Raw records:
■ ■ ■ ■ ■ ■ ■

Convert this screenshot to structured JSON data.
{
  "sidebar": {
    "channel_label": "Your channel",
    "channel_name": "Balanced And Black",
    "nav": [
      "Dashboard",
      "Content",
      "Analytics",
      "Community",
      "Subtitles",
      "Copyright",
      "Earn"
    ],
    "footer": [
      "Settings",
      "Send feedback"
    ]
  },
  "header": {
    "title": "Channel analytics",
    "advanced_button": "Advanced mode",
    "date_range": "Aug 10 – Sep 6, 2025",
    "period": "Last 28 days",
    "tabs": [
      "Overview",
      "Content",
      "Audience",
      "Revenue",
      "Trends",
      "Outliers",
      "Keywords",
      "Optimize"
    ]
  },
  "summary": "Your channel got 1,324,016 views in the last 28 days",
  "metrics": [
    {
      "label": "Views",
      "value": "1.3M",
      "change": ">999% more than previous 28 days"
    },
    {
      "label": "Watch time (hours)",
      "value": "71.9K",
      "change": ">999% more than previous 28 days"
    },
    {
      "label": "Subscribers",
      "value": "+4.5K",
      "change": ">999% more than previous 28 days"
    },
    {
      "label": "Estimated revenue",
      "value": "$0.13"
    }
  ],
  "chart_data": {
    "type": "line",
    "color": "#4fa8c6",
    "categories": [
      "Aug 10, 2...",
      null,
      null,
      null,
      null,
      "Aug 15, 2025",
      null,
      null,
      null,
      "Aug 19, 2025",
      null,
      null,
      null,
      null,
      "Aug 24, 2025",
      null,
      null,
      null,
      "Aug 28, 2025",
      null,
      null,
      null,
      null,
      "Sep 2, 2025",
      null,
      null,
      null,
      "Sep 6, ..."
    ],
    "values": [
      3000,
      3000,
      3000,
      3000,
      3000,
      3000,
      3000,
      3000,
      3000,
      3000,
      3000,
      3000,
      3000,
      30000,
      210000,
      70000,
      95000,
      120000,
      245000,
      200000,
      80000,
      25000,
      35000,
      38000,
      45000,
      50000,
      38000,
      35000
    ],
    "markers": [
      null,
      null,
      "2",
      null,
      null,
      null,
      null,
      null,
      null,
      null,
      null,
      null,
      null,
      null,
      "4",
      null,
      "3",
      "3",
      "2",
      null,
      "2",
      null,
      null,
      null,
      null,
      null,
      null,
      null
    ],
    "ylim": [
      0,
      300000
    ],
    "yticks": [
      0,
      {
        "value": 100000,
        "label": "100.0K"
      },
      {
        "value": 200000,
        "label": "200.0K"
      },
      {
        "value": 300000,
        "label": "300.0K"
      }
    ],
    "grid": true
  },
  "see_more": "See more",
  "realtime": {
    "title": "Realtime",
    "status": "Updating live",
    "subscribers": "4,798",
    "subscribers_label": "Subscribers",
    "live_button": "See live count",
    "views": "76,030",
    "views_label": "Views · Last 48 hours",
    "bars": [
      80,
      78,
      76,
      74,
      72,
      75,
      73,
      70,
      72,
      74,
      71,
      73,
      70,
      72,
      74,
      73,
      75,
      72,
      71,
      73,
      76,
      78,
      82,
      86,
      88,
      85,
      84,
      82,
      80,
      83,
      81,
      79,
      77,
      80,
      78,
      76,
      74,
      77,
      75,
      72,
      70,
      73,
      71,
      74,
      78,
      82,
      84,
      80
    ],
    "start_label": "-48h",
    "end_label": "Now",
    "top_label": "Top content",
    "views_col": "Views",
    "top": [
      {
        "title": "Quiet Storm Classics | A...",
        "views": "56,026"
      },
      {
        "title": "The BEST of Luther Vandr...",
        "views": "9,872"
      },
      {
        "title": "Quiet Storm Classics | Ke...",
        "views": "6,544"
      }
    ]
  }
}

■ ■ ■ ■ ■ ■ ■

■ Direction:
Without leaving anything out, quote all the data.

■ Task response:
Convert this screenshot to structured JSON data.
{
  "sidebar": {
    "channel_label": "Your channel",
    "channel_name": "Balanced And Black",
    "nav": [
      "Dashboard",
      "Content",
      "Analytics",
      "Community",
      "Subtitles",
      "Copyright",
      "Earn"
    ],
    "footer": [
      "Settings",
      "Send feedback"
    ]
  },
  "header": {
    "title": "Channel analytics",
    "advanced_button": "Advanced mode",
    "date_range": "Aug 10 – Sep 6, 2025",
    "period": "Last 28 days",
    "tabs": [
      "Overview",
      "Content",
      "Audience",
      "Revenue",
      "Trends",
      "Outliers",
      "Keywords",
      "Optimize"
    ]
  },
  "summary": "Your channel got 1,324,016 views in the last 28 days",
  "metrics": [
    {
      "label": "Views",
      "value": "1.3M",
      "change": ">999% more than previous 28 days"
    },
    {
      "label": "Watch time (hours)",
      "value": "71.9K",
      "change": ">999% more than previous 28 days"
    },
    {
      "label": "Subscribers",
      "value": "+4.5K",
      "change": ">999% more than previous 28 days"
    },
    {
      "label": "Estimated revenue",
      "value": "$0.13"
    }
  ],
  "chart_data": {
    "type": "line",
    "color": "#4fa8c6",
    "categories": [
      "Aug 10, 2...",
      null,
      null,
      null,
      null,
      "Aug 15, 2025",
      null,
      null,
      null,
      "Aug 19, 2025",
      null,
      null,
      null,
      null,
      "Aug 24, 2025",
      null,
      null,
      null,
      "Aug 28, 2025",
      null,
      null,
      null,
      null,
      "Sep 2, 2025",
      null,
      null,
      null,
      "Sep 6, ..."
    ],
    "values": [
      3000,
      3000,
      3000,
      3000,
      3000,
      3000,
      3000,
      3000,
      3000,
      3000,
      3000,
      3000,
      3000,
      30000,
      210000,
      70000,
      95000,
      120000,
      245000,
      200000,
      80000,
      25000,
      35000,
      38000,
      45000,
      50000,
      38000,
      35000
    ],
    "markers": [
      null,
      null,
      "2",
      null,
      null,
      null,
      null,
      null,
      null,
      null,
      null,
      null,
      null,
      null,
      "4",
      null,
      "3",
      "3",
      "2",
      null,
      "2",
      null,
      null,
      null,
      null,
      null,
      null,
      null
    ],
    "ylim": [
      0,
      300000
    ],
    "yticks": [
      0,
      {
        "value": 100000,
        "label": "100.0K"
      },
      {
        "value": 200000,
        "label": "200.0K"
      },
      {
        "value": 300000,
        "label": "300.0K"
      }
    ],
    "grid": true
  },
  "see_more": "See more",
  "realtime": {
    "title": "Realtime",
    "status": "Updating live",
    "subscribers": "4,798",
    "subscribers_label": "Subscribers",
    "live_button": "See live count",
    "views": "76,030",
    "views_label": "Views · Last 48 hours",
    "bars": [
      80,
      78,
      76,
      74,
      72,
      75,
      73,
      70,
      72,
      74,
      71,
      73,
      70,
      72,
      74,
      73,
      75,
      72,
      71,
      73,
      76,
      78,
      82,
      86,
      88,
      85,
      84,
      82,
      80,
      83,
      81,
      79,
      77,
      80,
      78,
      76,
      74,
      77,
      75,
      72,
      70,
      73,
      71,
      74,
      78,
      82,
      84,
      80
    ],
    "start_label": "-48h",
    "end_label": "Now",
    "top_label": "Top content",
    "views_col": "Views",
    "top": [
      {
        "title": "Quiet Storm Classics | A...",
        "views": "56,026"
      },
      {
        "title": "The BEST of Luther Vandr...",
        "views": "9,872"
      },
      {
        "title": "Quiet Storm Classics | Ke...",
        "views": "6,544"
      }
    ]
  }
}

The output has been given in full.